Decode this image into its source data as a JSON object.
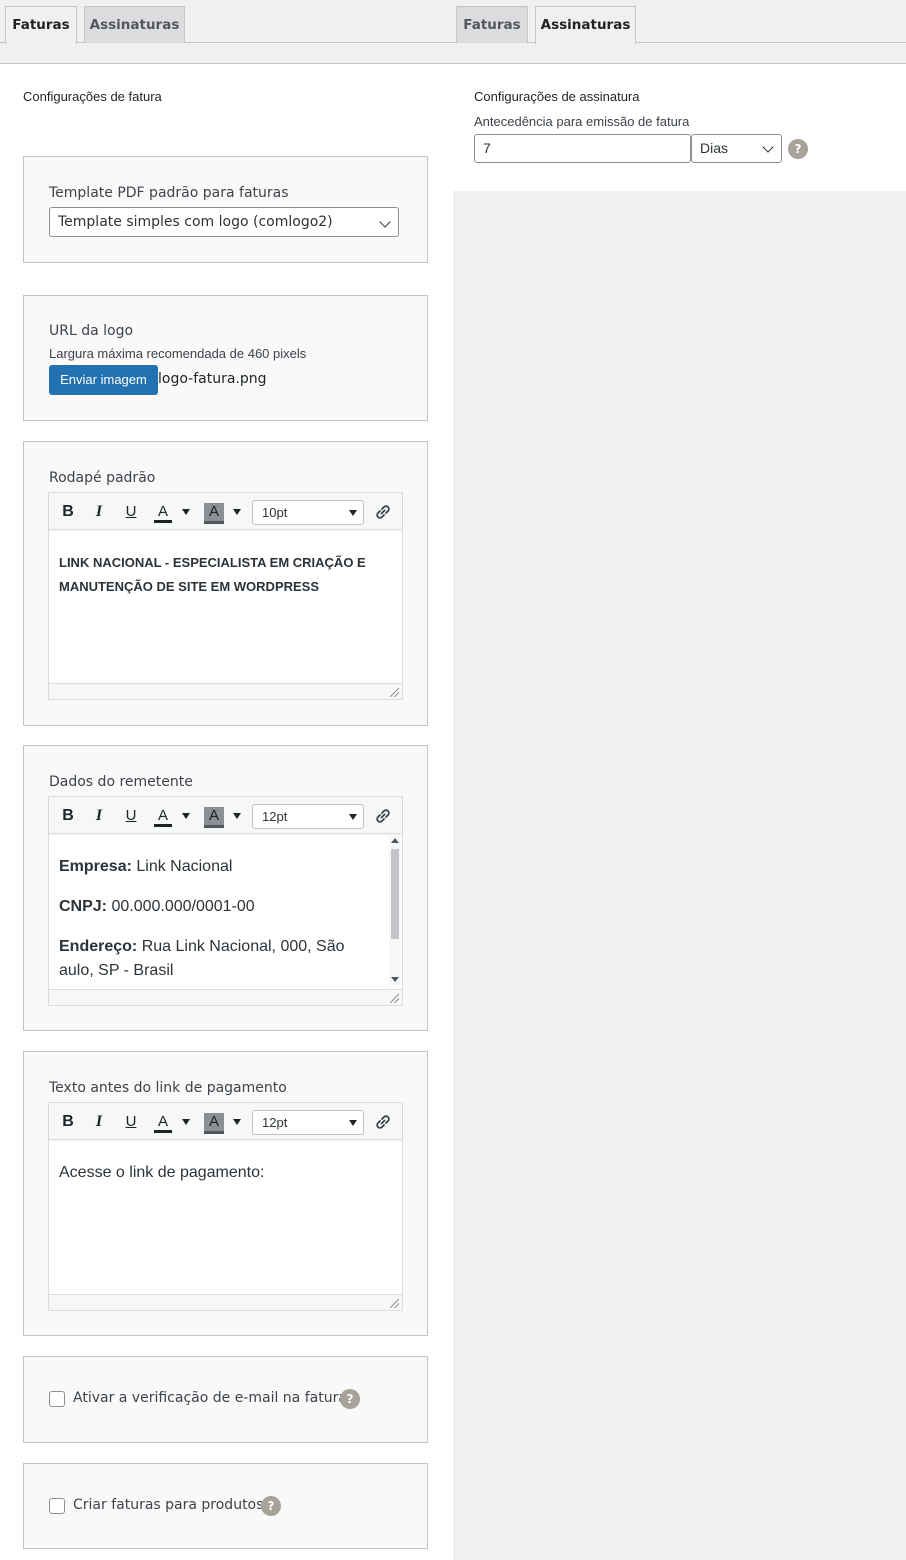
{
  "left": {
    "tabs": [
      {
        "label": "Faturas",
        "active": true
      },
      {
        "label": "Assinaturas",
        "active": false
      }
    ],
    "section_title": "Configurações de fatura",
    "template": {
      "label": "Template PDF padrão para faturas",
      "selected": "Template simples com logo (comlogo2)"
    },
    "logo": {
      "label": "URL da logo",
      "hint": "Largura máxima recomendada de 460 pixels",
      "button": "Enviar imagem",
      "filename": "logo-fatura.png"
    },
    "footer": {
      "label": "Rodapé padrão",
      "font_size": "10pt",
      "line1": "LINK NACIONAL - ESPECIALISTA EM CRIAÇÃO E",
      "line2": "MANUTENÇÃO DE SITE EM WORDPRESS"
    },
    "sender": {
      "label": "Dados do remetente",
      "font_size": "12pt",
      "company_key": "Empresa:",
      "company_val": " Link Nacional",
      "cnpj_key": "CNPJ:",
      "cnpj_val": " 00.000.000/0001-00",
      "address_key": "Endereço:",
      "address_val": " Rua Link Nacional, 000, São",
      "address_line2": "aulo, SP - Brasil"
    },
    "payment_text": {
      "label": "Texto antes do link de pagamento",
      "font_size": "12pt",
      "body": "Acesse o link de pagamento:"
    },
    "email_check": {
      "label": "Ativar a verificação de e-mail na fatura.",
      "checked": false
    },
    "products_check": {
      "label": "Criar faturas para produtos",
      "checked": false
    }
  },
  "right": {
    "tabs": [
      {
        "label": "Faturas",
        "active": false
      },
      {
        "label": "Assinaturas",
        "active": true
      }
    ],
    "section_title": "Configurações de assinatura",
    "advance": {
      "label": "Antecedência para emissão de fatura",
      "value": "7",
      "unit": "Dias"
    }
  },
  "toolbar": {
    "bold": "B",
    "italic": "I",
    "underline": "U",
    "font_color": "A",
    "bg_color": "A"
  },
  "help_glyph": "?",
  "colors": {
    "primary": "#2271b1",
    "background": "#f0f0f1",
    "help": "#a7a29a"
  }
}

┄┄┄┄┄┄┄┄┄┄┄┄┄┄┄┄┄┄┄┄

▸ **WHAT IS NEEDED**: Output all the records, word for word, with no pictures in the copy.

▸ **FULL RESPONSE**:
Decode this image into its source data as a JSON object.
{
  "left": {
    "tabs": [
      {
        "label": "Faturas",
        "active": true
      },
      {
        "label": "Assinaturas",
        "active": false
      }
    ],
    "section_title": "Configurações de fatura",
    "template": {
      "label": "Template PDF padrão para faturas",
      "selected": "Template simples com logo (comlogo2)"
    },
    "logo": {
      "label": "URL da logo",
      "hint": "Largura máxima recomendada de 460 pixels",
      "button": "Enviar imagem",
      "filename": "logo-fatura.png"
    },
    "footer": {
      "label": "Rodapé padrão",
      "font_size": "10pt",
      "line1": "LINK NACIONAL - ESPECIALISTA EM CRIAÇÃO E",
      "line2": "MANUTENÇÃO DE SITE EM WORDPRESS"
    },
    "sender": {
      "label": "Dados do remetente",
      "font_size": "12pt",
      "company_key": "Empresa:",
      "company_val": " Link Nacional",
      "cnpj_key": "CNPJ:",
      "cnpj_val": " 00.000.000/0001-00",
      "address_key": "Endereço:",
      "address_val": " Rua Link Nacional, 000, São",
      "address_line2": "aulo, SP - Brasil"
    },
    "payment_text": {
      "label": "Texto antes do link de pagamento",
      "font_size": "12pt",
      "body": "Acesse o link de pagamento:"
    },
    "email_check": {
      "label": "Ativar a verificação de e-mail na fatura.",
      "checked": false
    },
    "products_check": {
      "label": "Criar faturas para produtos",
      "checked": false
    }
  },
  "right": {
    "tabs": [
      {
        "label": "Faturas",
        "active": false
      },
      {
        "label": "Assinaturas",
        "active": true
      }
    ],
    "section_title": "Configurações de assinatura",
    "advance": {
      "label": "Antecedência para emissão de fatura",
      "value": "7",
      "unit": "Dias"
    }
  },
  "toolbar": {
    "bold": "B",
    "italic": "I",
    "underline": "U",
    "font_color": "A",
    "bg_color": "A"
  },
  "help_glyph": "?",
  "colors": {
    "primary": "#2271b1",
    "background": "#f0f0f1",
    "help": "#a7a29a"
  }
}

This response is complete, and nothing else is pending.